**Materials provided:**
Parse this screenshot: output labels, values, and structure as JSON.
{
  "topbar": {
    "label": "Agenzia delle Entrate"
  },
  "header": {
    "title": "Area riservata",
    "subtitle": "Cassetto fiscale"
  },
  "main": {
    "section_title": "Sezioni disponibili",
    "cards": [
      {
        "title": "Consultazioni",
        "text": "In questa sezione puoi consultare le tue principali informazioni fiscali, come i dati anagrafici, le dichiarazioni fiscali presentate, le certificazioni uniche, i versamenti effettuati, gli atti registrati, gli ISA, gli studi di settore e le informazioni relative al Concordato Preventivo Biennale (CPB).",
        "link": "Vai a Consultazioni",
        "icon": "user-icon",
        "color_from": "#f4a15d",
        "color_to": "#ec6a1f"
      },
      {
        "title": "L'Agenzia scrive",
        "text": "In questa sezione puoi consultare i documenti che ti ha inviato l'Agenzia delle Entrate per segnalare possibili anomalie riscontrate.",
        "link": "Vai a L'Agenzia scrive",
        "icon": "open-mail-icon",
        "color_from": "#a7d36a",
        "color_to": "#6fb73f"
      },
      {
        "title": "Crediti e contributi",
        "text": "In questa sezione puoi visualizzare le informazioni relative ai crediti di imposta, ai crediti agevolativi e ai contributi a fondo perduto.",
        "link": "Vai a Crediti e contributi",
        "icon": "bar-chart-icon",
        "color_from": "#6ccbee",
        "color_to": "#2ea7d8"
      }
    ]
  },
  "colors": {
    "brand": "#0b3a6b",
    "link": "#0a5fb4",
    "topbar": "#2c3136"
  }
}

**What the task asks:** Determine how many lines in the records contain "delle", and reply with the number only.

**Answer:** 2